— Begin EXERCISE MATERIAL —

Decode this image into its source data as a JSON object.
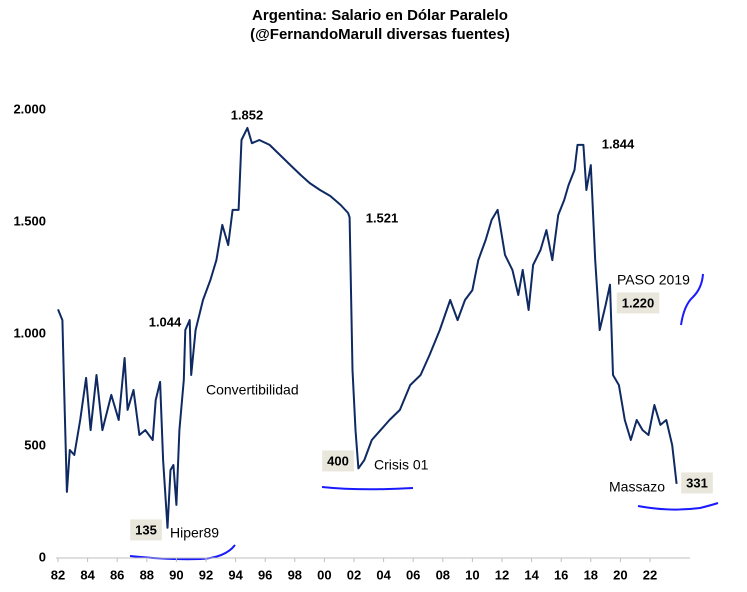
{
  "chart_data": {
    "type": "line",
    "title": "Argentina: Salario en Dólar Paralelo",
    "subtitle": "(@FernandoMarull diversas fuentes)",
    "x": [
      1982.0,
      1982.3,
      1982.4,
      1982.6,
      1982.8,
      1983.1,
      1983.5,
      1983.9,
      1984.2,
      1984.6,
      1985.0,
      1985.6,
      1986.1,
      1986.5,
      1986.7,
      1987.1,
      1987.5,
      1987.9,
      1988.4,
      1988.6,
      1988.9,
      1989.1,
      1989.4,
      1989.6,
      1989.8,
      1990.0,
      1990.2,
      1990.5,
      1990.6,
      1990.9,
      1991.0,
      1991.3,
      1991.8,
      1992.3,
      1992.7,
      1993.1,
      1993.5,
      1993.8,
      1994.2,
      1994.4,
      1994.8,
      1995.1,
      1995.6,
      1996.3,
      1997.0,
      1997.7,
      1998.4,
      1999.0,
      1999.7,
      2000.4,
      2001.1,
      2001.6,
      2001.7,
      2001.9,
      2002.1,
      2002.3,
      2002.7,
      2003.2,
      2003.8,
      2004.4,
      2005.1,
      2005.8,
      2006.5,
      2007.1,
      2007.8,
      2008.5,
      2009.0,
      2009.5,
      2010.0,
      2010.4,
      2010.9,
      2011.3,
      2011.7,
      2012.2,
      2012.7,
      2013.1,
      2013.4,
      2013.8,
      2014.1,
      2014.6,
      2015.0,
      2015.4,
      2015.8,
      2016.2,
      2016.5,
      2016.9,
      2017.1,
      2017.5,
      2017.7,
      2018.0,
      2018.3,
      2018.6,
      2019.0,
      2019.3,
      2019.5,
      2019.9,
      2020.3,
      2020.7,
      2021.1,
      2021.5,
      2021.9,
      2022.3,
      2022.7,
      2023.1,
      2023.5,
      2023.8
    ],
    "series": [
      {
        "name": "Salario en Dólar Paralelo",
        "color": "#0f2a63",
        "values": [
          1110,
          1062,
          795,
          295,
          482,
          460,
          616,
          804,
          571,
          817,
          571,
          728,
          616,
          893,
          661,
          750,
          549,
          571,
          527,
          705,
          786,
          438,
          135,
          393,
          415,
          237,
          571,
          795,
          1018,
          1062,
          817,
          1018,
          1152,
          1241,
          1330,
          1487,
          1397,
          1554,
          1554,
          1866,
          1920,
          1852,
          1866,
          1844,
          1799,
          1754,
          1710,
          1674,
          1643,
          1616,
          1576,
          1540,
          1521,
          839,
          571,
          400,
          438,
          527,
          571,
          616,
          661,
          772,
          817,
          906,
          1018,
          1152,
          1062,
          1152,
          1196,
          1330,
          1420,
          1509,
          1554,
          1353,
          1286,
          1174,
          1286,
          1107,
          1308,
          1375,
          1464,
          1330,
          1531,
          1598,
          1665,
          1732,
          1844,
          1844,
          1643,
          1754,
          1330,
          1018,
          1129,
          1220,
          817,
          772,
          616,
          527,
          616,
          571,
          549,
          683,
          594,
          616,
          504,
          331
        ]
      }
    ],
    "xlim": [
      1982,
      2024.5
    ],
    "xticks": [
      {
        "value": 1982,
        "label": "82"
      },
      {
        "value": 1984,
        "label": "84"
      },
      {
        "value": 1986,
        "label": "86"
      },
      {
        "value": 1988,
        "label": "88"
      },
      {
        "value": 1990,
        "label": "90"
      },
      {
        "value": 1992,
        "label": "92"
      },
      {
        "value": 1994,
        "label": "94"
      },
      {
        "value": 1996,
        "label": "96"
      },
      {
        "value": 1998,
        "label": "98"
      },
      {
        "value": 2000,
        "label": "00"
      },
      {
        "value": 2002,
        "label": "02"
      },
      {
        "value": 2004,
        "label": "04"
      },
      {
        "value": 2006,
        "label": "06"
      },
      {
        "value": 2008,
        "label": "08"
      },
      {
        "value": 2010,
        "label": "10"
      },
      {
        "value": 2012,
        "label": "12"
      },
      {
        "value": 2014,
        "label": "14"
      },
      {
        "value": 2016,
        "label": "16"
      },
      {
        "value": 2018,
        "label": "18"
      },
      {
        "value": 2020,
        "label": "20"
      },
      {
        "value": 2022,
        "label": "22"
      }
    ],
    "ylim": [
      0,
      2000
    ],
    "yticks": [
      0,
      500,
      {
        "value": 1000,
        "label": "1.000"
      },
      {
        "value": 1500,
        "label": "1.500"
      },
      {
        "value": 2000,
        "label": "2.000"
      }
    ],
    "grid": false,
    "annotations": [
      "1.852",
      "1.044",
      "1.521",
      "1.844",
      "1.220",
      "400",
      "331",
      "135",
      "Hiper89",
      "Convertibilidad",
      "Crisis 01",
      "PASO 2019",
      "Massazo"
    ]
  }
}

— End EXERCISE MATERIAL —

Word for word, quote the lines above. Omit the pictures.

● SOLUTION
Decode this image into its source data as a JSON object.
{
  "chart_data": {
    "type": "line",
    "title": "Argentina: Salario en Dólar Paralelo",
    "subtitle": "(@FernandoMarull diversas fuentes)",
    "x": [
      1982.0,
      1982.3,
      1982.4,
      1982.6,
      1982.8,
      1983.1,
      1983.5,
      1983.9,
      1984.2,
      1984.6,
      1985.0,
      1985.6,
      1986.1,
      1986.5,
      1986.7,
      1987.1,
      1987.5,
      1987.9,
      1988.4,
      1988.6,
      1988.9,
      1989.1,
      1989.4,
      1989.6,
      1989.8,
      1990.0,
      1990.2,
      1990.5,
      1990.6,
      1990.9,
      1991.0,
      1991.3,
      1991.8,
      1992.3,
      1992.7,
      1993.1,
      1993.5,
      1993.8,
      1994.2,
      1994.4,
      1994.8,
      1995.1,
      1995.6,
      1996.3,
      1997.0,
      1997.7,
      1998.4,
      1999.0,
      1999.7,
      2000.4,
      2001.1,
      2001.6,
      2001.7,
      2001.9,
      2002.1,
      2002.3,
      2002.7,
      2003.2,
      2003.8,
      2004.4,
      2005.1,
      2005.8,
      2006.5,
      2007.1,
      2007.8,
      2008.5,
      2009.0,
      2009.5,
      2010.0,
      2010.4,
      2010.9,
      2011.3,
      2011.7,
      2012.2,
      2012.7,
      2013.1,
      2013.4,
      2013.8,
      2014.1,
      2014.6,
      2015.0,
      2015.4,
      2015.8,
      2016.2,
      2016.5,
      2016.9,
      2017.1,
      2017.5,
      2017.7,
      2018.0,
      2018.3,
      2018.6,
      2019.0,
      2019.3,
      2019.5,
      2019.9,
      2020.3,
      2020.7,
      2021.1,
      2021.5,
      2021.9,
      2022.3,
      2022.7,
      2023.1,
      2023.5,
      2023.8
    ],
    "series": [
      {
        "name": "Salario en Dólar Paralelo",
        "color": "#0f2a63",
        "values": [
          1110,
          1062,
          795,
          295,
          482,
          460,
          616,
          804,
          571,
          817,
          571,
          728,
          616,
          893,
          661,
          750,
          549,
          571,
          527,
          705,
          786,
          438,
          135,
          393,
          415,
          237,
          571,
          795,
          1018,
          1062,
          817,
          1018,
          1152,
          1241,
          1330,
          1487,
          1397,
          1554,
          1554,
          1866,
          1920,
          1852,
          1866,
          1844,
          1799,
          1754,
          1710,
          1674,
          1643,
          1616,
          1576,
          1540,
          1521,
          839,
          571,
          400,
          438,
          527,
          571,
          616,
          661,
          772,
          817,
          906,
          1018,
          1152,
          1062,
          1152,
          1196,
          1330,
          1420,
          1509,
          1554,
          1353,
          1286,
          1174,
          1286,
          1107,
          1308,
          1375,
          1464,
          1330,
          1531,
          1598,
          1665,
          1732,
          1844,
          1844,
          1643,
          1754,
          1330,
          1018,
          1129,
          1220,
          817,
          772,
          616,
          527,
          616,
          571,
          549,
          683,
          594,
          616,
          504,
          331
        ]
      }
    ],
    "xlim": [
      1982,
      2024.5
    ],
    "xticks": [
      {
        "value": 1982,
        "label": "82"
      },
      {
        "value": 1984,
        "label": "84"
      },
      {
        "value": 1986,
        "label": "86"
      },
      {
        "value": 1988,
        "label": "88"
      },
      {
        "value": 1990,
        "label": "90"
      },
      {
        "value": 1992,
        "label": "92"
      },
      {
        "value": 1994,
        "label": "94"
      },
      {
        "value": 1996,
        "label": "96"
      },
      {
        "value": 1998,
        "label": "98"
      },
      {
        "value": 2000,
        "label": "00"
      },
      {
        "value": 2002,
        "label": "02"
      },
      {
        "value": 2004,
        "label": "04"
      },
      {
        "value": 2006,
        "label": "06"
      },
      {
        "value": 2008,
        "label": "08"
      },
      {
        "value": 2010,
        "label": "10"
      },
      {
        "value": 2012,
        "label": "12"
      },
      {
        "value": 2014,
        "label": "14"
      },
      {
        "value": 2016,
        "label": "16"
      },
      {
        "value": 2018,
        "label": "18"
      },
      {
        "value": 2020,
        "label": "20"
      },
      {
        "value": 2022,
        "label": "22"
      }
    ],
    "ylim": [
      0,
      2000
    ],
    "yticks": [
      0,
      500,
      {
        "value": 1000,
        "label": "1.000"
      },
      {
        "value": 1500,
        "label": "1.500"
      },
      {
        "value": 2000,
        "label": "2.000"
      }
    ],
    "grid": false,
    "annotations": [
      "1.852",
      "1.044",
      "1.521",
      "1.844",
      "1.220",
      "400",
      "331",
      "135",
      "Hiper89",
      "Convertibilidad",
      "Crisis 01",
      "PASO 2019",
      "Massazo"
    ]
  }
}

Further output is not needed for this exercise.